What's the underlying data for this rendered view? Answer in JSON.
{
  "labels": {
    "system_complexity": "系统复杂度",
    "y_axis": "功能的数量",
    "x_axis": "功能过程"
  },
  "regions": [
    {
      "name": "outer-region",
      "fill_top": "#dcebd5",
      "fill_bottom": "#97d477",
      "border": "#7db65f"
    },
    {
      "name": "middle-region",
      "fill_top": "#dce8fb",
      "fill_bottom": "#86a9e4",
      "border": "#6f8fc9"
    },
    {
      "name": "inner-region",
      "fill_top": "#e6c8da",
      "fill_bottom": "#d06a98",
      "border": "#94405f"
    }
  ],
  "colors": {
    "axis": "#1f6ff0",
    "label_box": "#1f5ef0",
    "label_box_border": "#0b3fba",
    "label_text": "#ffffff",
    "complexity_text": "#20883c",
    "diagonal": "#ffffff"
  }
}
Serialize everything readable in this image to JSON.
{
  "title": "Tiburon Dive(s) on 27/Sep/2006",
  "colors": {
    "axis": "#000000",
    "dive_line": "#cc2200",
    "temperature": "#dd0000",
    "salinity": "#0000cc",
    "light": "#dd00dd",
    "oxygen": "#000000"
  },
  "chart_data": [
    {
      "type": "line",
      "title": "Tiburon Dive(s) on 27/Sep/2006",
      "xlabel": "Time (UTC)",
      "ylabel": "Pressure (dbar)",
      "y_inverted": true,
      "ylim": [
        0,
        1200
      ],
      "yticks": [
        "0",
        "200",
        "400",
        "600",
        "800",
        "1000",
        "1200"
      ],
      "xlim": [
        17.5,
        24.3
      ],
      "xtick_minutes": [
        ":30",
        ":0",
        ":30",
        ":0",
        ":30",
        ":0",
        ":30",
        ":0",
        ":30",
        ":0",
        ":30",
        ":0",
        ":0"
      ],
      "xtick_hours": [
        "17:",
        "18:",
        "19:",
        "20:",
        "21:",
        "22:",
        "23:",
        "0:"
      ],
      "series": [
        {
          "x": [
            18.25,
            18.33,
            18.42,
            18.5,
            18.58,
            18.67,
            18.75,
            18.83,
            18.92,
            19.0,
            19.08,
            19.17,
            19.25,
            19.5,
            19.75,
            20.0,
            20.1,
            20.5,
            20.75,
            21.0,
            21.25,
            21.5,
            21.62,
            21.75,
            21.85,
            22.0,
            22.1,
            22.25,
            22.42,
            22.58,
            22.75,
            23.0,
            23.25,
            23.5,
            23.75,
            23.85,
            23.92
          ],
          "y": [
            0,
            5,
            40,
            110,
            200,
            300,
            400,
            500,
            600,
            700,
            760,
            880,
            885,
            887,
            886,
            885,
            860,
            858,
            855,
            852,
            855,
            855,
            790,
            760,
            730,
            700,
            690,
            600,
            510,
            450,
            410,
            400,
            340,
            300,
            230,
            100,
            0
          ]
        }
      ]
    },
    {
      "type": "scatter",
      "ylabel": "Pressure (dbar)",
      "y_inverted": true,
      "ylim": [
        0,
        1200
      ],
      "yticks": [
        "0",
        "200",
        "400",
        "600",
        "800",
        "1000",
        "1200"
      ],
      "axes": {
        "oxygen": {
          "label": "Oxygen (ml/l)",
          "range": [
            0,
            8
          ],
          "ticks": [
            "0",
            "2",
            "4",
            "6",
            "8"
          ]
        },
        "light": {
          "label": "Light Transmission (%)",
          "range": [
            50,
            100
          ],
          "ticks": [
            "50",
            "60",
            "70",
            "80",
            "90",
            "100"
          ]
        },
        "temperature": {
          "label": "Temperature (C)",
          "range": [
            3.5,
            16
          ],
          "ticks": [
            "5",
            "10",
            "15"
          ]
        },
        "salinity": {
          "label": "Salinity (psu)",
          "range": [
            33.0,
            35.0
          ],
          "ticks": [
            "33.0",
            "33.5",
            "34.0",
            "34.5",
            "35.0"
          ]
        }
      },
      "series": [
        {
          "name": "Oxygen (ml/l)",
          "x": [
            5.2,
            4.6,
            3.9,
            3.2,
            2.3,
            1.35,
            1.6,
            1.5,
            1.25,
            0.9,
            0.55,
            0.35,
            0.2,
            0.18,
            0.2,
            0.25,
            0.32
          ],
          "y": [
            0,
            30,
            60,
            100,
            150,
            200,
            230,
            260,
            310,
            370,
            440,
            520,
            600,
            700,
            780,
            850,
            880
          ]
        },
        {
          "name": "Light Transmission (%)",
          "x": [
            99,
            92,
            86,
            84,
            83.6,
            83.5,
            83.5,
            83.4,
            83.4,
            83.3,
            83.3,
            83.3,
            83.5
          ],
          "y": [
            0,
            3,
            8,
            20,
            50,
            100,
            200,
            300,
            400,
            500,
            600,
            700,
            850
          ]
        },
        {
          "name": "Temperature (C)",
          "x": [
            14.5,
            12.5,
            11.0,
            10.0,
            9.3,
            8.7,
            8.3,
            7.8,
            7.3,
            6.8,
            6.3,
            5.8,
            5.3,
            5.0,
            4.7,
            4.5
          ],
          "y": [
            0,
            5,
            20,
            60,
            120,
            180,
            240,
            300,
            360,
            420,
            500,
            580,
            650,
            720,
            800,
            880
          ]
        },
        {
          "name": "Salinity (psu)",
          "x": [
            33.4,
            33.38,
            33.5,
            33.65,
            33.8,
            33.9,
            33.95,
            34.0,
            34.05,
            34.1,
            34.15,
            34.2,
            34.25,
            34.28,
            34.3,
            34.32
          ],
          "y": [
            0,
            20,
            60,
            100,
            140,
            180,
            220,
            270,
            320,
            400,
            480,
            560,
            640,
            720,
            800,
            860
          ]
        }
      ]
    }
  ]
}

**INSTRUCTION**
Would you restate each of the entries word for word?

**PROBLEM SOLUTION**
What's the underlying data for this rendered view? Answer in JSON.
{
  "labels": {
    "system_complexity": "系统复杂度",
    "y_axis": "功能的数量",
    "x_axis": "功能过程"
  },
  "regions": [
    {
      "name": "outer-region",
      "fill_top": "#dcebd5",
      "fill_bottom": "#97d477",
      "border": "#7db65f"
    },
    {
      "name": "middle-region",
      "fill_top": "#dce8fb",
      "fill_bottom": "#86a9e4",
      "border": "#6f8fc9"
    },
    {
      "name": "inner-region",
      "fill_top": "#e6c8da",
      "fill_bottom": "#d06a98",
      "border": "#94405f"
    }
  ],
  "colors": {
    "axis": "#1f6ff0",
    "label_box": "#1f5ef0",
    "label_box_border": "#0b3fba",
    "label_text": "#ffffff",
    "complexity_text": "#20883c",
    "diagonal": "#ffffff"
  }
}
Serialize everything readable in this image to JSON.
{
  "title": "Tiburon Dive(s) on 27/Sep/2006",
  "colors": {
    "axis": "#000000",
    "dive_line": "#cc2200",
    "temperature": "#dd0000",
    "salinity": "#0000cc",
    "light": "#dd00dd",
    "oxygen": "#000000"
  },
  "chart_data": [
    {
      "type": "line",
      "title": "Tiburon Dive(s) on 27/Sep/2006",
      "xlabel": "Time (UTC)",
      "ylabel": "Pressure (dbar)",
      "y_inverted": true,
      "ylim": [
        0,
        1200
      ],
      "yticks": [
        "0",
        "200",
        "400",
        "600",
        "800",
        "1000",
        "1200"
      ],
      "xlim": [
        17.5,
        24.3
      ],
      "xtick_minutes": [
        ":30",
        ":0",
        ":30",
        ":0",
        ":30",
        ":0",
        ":30",
        ":0",
        ":30",
        ":0",
        ":30",
        ":0",
        ":0"
      ],
      "xtick_hours": [
        "17:",
        "18:",
        "19:",
        "20:",
        "21:",
        "22:",
        "23:",
        "0:"
      ],
      "series": [
        {
          "x": [
            18.25,
            18.33,
            18.42,
            18.5,
            18.58,
            18.67,
            18.75,
            18.83,
            18.92,
            19.0,
            19.08,
            19.17,
            19.25,
            19.5,
            19.75,
            20.0,
            20.1,
            20.5,
            20.75,
            21.0,
            21.25,
            21.5,
            21.62,
            21.75,
            21.85,
            22.0,
            22.1,
            22.25,
            22.42,
            22.58,
            22.75,
            23.0,
            23.25,
            23.5,
            23.75,
            23.85,
            23.92
          ],
          "y": [
            0,
            5,
            40,
            110,
            200,
            300,
            400,
            500,
            600,
            700,
            760,
            880,
            885,
            887,
            886,
            885,
            860,
            858,
            855,
            852,
            855,
            855,
            790,
            760,
            730,
            700,
            690,
            600,
            510,
            450,
            410,
            400,
            340,
            300,
            230,
            100,
            0
          ]
        }
      ]
    },
    {
      "type": "scatter",
      "ylabel": "Pressure (dbar)",
      "y_inverted": true,
      "ylim": [
        0,
        1200
      ],
      "yticks": [
        "0",
        "200",
        "400",
        "600",
        "800",
        "1000",
        "1200"
      ],
      "axes": {
        "oxygen": {
          "label": "Oxygen (ml/l)",
          "range": [
            0,
            8
          ],
          "ticks": [
            "0",
            "2",
            "4",
            "6",
            "8"
          ]
        },
        "light": {
          "label": "Light Transmission (%)",
          "range": [
            50,
            100
          ],
          "ticks": [
            "50",
            "60",
            "70",
            "80",
            "90",
            "100"
          ]
        },
        "temperature": {
          "label": "Temperature (C)",
          "range": [
            3.5,
            16
          ],
          "ticks": [
            "5",
            "10",
            "15"
          ]
        },
        "salinity": {
          "label": "Salinity (psu)",
          "range": [
            33.0,
            35.0
          ],
          "ticks": [
            "33.0",
            "33.5",
            "34.0",
            "34.5",
            "35.0"
          ]
        }
      },
      "series": [
        {
          "name": "Oxygen (ml/l)",
          "x": [
            5.2,
            4.6,
            3.9,
            3.2,
            2.3,
            1.35,
            1.6,
            1.5,
            1.25,
            0.9,
            0.55,
            0.35,
            0.2,
            0.18,
            0.2,
            0.25,
            0.32
          ],
          "y": [
            0,
            30,
            60,
            100,
            150,
            200,
            230,
            260,
            310,
            370,
            440,
            520,
            600,
            700,
            780,
            850,
            880
          ]
        },
        {
          "name": "Light Transmission (%)",
          "x": [
            99,
            92,
            86,
            84,
            83.6,
            83.5,
            83.5,
            83.4,
            83.4,
            83.3,
            83.3,
            83.3,
            83.5
          ],
          "y": [
            0,
            3,
            8,
            20,
            50,
            100,
            200,
            300,
            400,
            500,
            600,
            700,
            850
          ]
        },
        {
          "name": "Temperature (C)",
          "x": [
            14.5,
            12.5,
            11.0,
            10.0,
            9.3,
            8.7,
            8.3,
            7.8,
            7.3,
            6.8,
            6.3,
            5.8,
            5.3,
            5.0,
            4.7,
            4.5
          ],
          "y": [
            0,
            5,
            20,
            60,
            120,
            180,
            240,
            300,
            360,
            420,
            500,
            580,
            650,
            720,
            800,
            880
          ]
        },
        {
          "name": "Salinity (psu)",
          "x": [
            33.4,
            33.38,
            33.5,
            33.65,
            33.8,
            33.9,
            33.95,
            34.0,
            34.05,
            34.1,
            34.15,
            34.2,
            34.25,
            34.28,
            34.3,
            34.32
          ],
          "y": [
            0,
            20,
            60,
            100,
            140,
            180,
            220,
            270,
            320,
            400,
            480,
            560,
            640,
            720,
            800,
            860
          ]
        }
      ]
    }
  ]
}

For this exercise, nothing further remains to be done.